WHAT THE EXERCISE ASKS:
Copy out the lines that include the word "Magnesium".

(Stored items)
------------------------------------

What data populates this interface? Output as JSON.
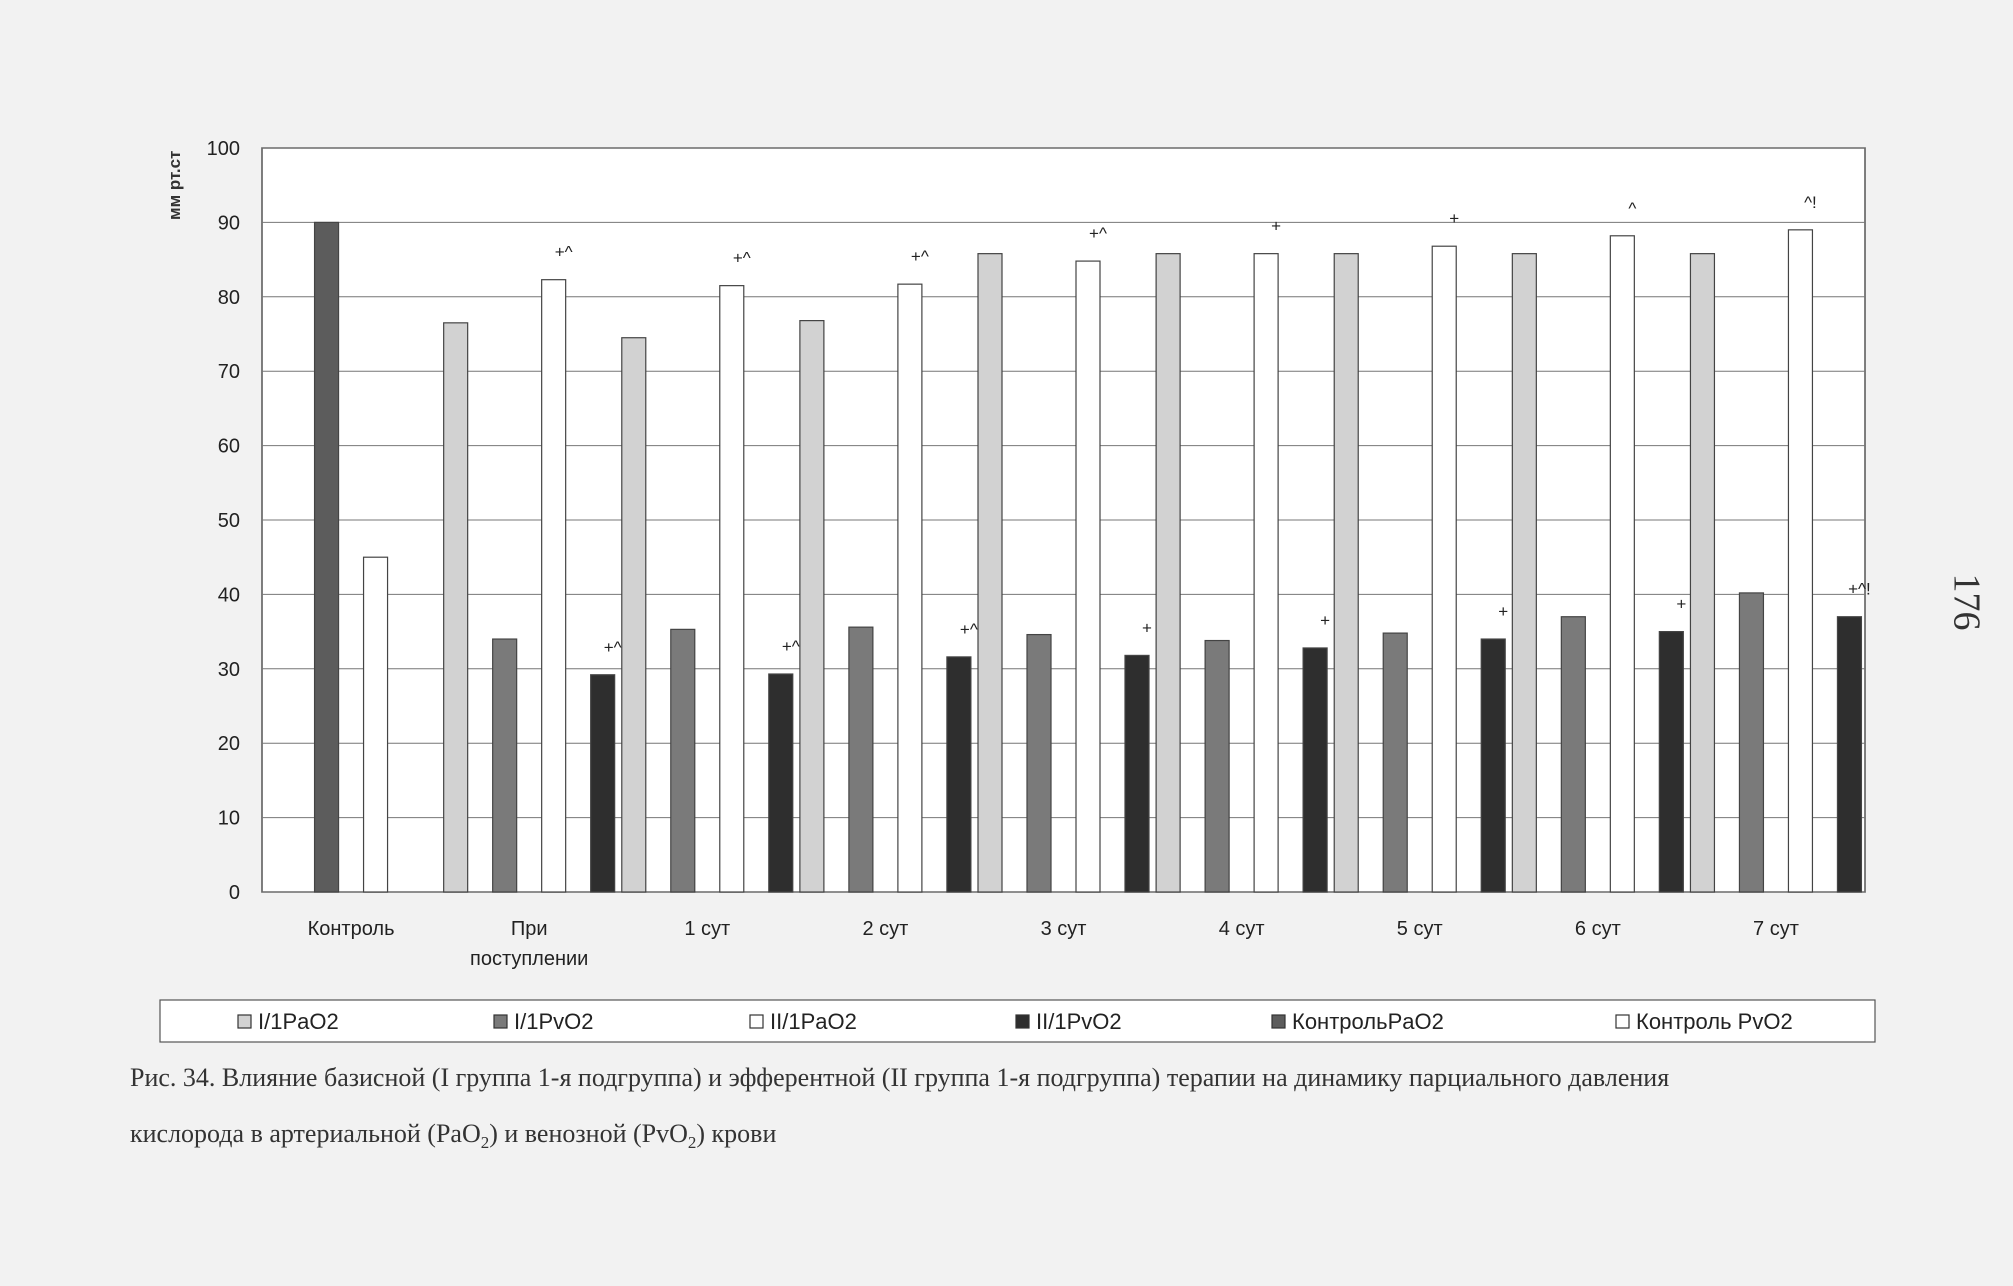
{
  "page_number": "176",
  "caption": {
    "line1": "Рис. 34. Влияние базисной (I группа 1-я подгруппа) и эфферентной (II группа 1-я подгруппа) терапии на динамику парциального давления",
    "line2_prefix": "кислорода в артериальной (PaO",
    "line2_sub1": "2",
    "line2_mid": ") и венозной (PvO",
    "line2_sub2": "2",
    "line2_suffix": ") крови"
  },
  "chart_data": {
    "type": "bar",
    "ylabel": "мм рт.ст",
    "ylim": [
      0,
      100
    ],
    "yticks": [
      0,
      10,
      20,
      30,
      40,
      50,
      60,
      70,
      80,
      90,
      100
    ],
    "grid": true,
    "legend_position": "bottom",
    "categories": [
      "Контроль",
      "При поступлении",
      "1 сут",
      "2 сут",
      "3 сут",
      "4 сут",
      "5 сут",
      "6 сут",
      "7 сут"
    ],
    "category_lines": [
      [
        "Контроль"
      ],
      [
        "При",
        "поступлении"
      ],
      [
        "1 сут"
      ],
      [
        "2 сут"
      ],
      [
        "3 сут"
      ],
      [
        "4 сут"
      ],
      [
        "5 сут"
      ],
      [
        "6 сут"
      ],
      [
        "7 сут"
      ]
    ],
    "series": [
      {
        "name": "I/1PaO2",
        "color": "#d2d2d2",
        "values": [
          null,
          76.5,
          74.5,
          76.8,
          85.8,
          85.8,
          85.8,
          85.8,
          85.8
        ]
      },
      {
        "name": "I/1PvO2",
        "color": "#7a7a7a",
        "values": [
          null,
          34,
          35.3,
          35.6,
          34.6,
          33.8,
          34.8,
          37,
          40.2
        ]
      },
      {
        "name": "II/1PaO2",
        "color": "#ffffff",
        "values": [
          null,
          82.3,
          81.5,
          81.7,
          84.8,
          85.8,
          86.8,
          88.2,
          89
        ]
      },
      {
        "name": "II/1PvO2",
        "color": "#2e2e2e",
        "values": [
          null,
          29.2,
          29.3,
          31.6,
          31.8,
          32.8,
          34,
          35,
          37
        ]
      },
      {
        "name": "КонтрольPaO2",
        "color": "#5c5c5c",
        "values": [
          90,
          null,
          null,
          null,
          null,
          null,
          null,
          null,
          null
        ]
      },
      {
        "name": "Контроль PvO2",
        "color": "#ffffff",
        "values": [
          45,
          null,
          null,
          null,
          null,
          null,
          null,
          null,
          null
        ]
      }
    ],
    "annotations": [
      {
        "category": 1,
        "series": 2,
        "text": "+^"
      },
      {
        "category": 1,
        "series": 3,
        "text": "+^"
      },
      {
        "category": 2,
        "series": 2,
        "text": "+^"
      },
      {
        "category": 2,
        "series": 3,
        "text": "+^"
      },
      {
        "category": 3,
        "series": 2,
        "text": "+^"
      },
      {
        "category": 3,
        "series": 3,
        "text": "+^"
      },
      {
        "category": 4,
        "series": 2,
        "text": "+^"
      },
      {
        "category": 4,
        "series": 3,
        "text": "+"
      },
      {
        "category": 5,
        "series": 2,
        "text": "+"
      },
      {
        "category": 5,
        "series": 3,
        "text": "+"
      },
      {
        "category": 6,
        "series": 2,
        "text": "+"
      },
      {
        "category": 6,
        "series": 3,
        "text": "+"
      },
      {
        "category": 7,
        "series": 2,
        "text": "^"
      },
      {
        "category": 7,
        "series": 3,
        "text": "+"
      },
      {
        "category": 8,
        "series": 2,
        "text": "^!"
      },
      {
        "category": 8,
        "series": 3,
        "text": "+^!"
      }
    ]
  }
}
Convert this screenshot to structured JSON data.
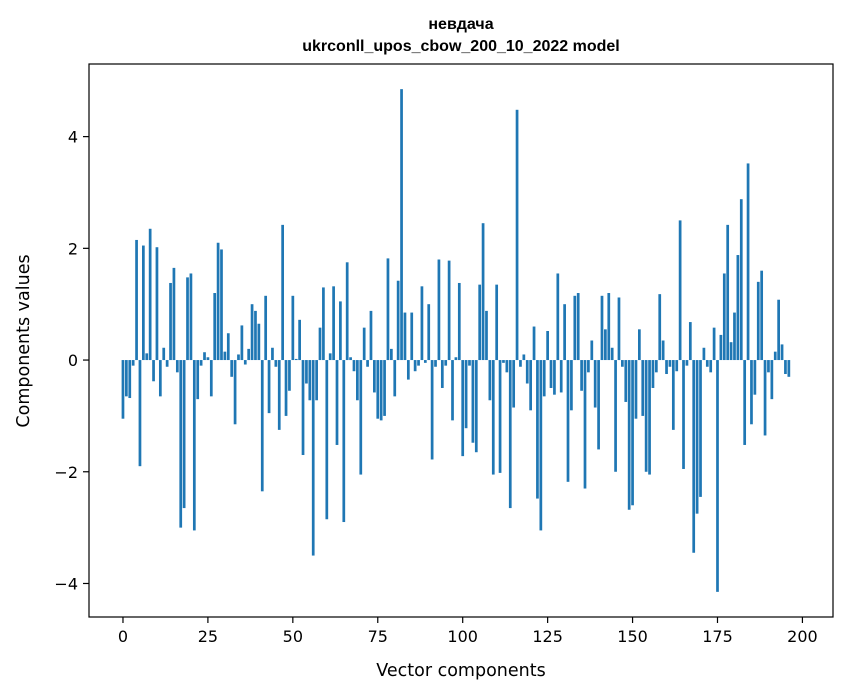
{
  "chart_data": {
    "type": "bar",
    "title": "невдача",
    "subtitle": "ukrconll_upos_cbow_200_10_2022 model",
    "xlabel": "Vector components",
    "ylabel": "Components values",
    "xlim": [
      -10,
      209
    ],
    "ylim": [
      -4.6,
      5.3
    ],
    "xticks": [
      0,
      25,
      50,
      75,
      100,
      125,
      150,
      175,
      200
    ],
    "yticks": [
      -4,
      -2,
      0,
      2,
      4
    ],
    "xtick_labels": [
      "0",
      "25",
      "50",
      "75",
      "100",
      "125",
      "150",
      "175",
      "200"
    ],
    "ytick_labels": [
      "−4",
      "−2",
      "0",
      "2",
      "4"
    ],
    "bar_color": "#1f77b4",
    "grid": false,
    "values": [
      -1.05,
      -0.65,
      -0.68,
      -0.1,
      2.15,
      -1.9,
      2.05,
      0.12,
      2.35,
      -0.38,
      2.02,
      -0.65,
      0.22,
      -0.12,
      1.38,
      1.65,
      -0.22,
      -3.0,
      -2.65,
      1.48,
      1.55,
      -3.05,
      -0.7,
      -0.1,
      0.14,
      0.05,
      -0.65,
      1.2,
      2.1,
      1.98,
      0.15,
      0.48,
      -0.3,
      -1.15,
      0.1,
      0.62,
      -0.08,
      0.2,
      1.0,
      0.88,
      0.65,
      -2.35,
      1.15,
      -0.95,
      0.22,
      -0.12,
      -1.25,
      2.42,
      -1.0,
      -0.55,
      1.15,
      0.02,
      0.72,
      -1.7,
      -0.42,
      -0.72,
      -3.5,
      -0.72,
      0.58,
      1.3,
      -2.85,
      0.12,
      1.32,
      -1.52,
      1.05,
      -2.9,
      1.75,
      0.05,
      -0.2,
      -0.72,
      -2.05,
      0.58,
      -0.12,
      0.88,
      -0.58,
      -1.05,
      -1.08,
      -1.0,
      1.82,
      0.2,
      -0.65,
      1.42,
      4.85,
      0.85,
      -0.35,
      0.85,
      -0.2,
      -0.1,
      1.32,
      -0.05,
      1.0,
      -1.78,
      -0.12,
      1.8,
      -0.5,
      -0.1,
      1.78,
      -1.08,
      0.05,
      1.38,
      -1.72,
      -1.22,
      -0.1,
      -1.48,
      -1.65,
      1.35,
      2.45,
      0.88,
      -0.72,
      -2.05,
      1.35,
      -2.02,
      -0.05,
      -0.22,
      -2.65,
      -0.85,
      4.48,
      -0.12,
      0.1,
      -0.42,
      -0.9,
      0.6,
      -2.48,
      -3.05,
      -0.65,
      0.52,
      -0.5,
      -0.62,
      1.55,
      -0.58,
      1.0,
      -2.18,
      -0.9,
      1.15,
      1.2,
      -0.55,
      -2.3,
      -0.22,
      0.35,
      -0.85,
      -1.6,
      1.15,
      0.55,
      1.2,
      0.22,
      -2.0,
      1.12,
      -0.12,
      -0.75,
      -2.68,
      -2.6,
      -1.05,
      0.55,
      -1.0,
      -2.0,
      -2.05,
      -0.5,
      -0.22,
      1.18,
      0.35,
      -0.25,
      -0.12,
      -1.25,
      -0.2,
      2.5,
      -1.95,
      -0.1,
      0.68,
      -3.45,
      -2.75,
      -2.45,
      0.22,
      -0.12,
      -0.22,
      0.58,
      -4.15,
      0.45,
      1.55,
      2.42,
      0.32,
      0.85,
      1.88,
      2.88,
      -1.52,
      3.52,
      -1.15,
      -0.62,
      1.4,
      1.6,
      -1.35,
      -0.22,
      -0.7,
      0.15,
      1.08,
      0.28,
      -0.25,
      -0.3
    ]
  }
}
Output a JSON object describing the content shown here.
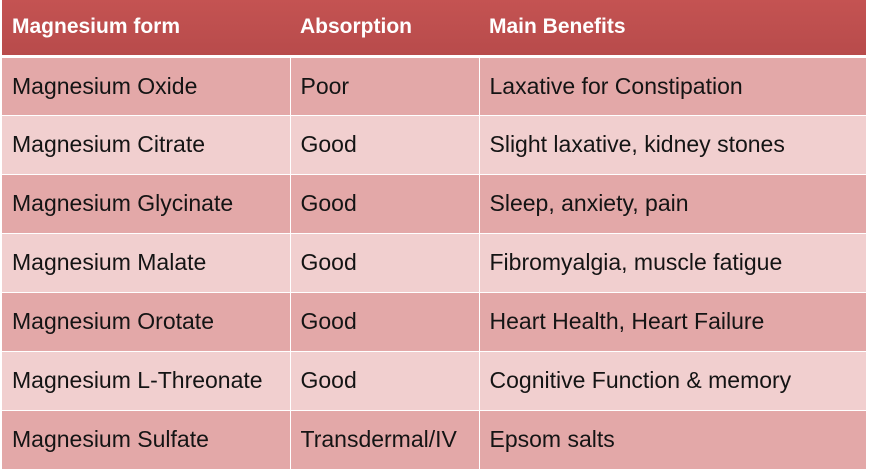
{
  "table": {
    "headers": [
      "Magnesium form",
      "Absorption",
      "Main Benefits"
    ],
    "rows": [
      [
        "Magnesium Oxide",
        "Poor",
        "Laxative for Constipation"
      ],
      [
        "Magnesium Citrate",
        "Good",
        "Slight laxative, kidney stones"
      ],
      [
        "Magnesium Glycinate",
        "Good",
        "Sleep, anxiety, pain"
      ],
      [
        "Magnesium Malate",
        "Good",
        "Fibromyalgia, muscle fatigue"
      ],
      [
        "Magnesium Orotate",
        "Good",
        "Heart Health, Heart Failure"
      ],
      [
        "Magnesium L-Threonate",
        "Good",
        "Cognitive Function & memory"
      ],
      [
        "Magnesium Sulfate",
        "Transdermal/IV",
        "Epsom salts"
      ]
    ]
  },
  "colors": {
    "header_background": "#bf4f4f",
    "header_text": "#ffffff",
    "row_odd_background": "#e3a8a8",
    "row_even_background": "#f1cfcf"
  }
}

------------------------------------

EXPECTED OUTPUT:
      "Magnesium form",
        "Magnesium Oxide",
        "Magnesium Citrate",
        "Magnesium Glycinate",
        "Magnesium Malate",
        "Magnesium Orotate",
        "Magnesium L-Threonate",
        "Magnesium Sulfate",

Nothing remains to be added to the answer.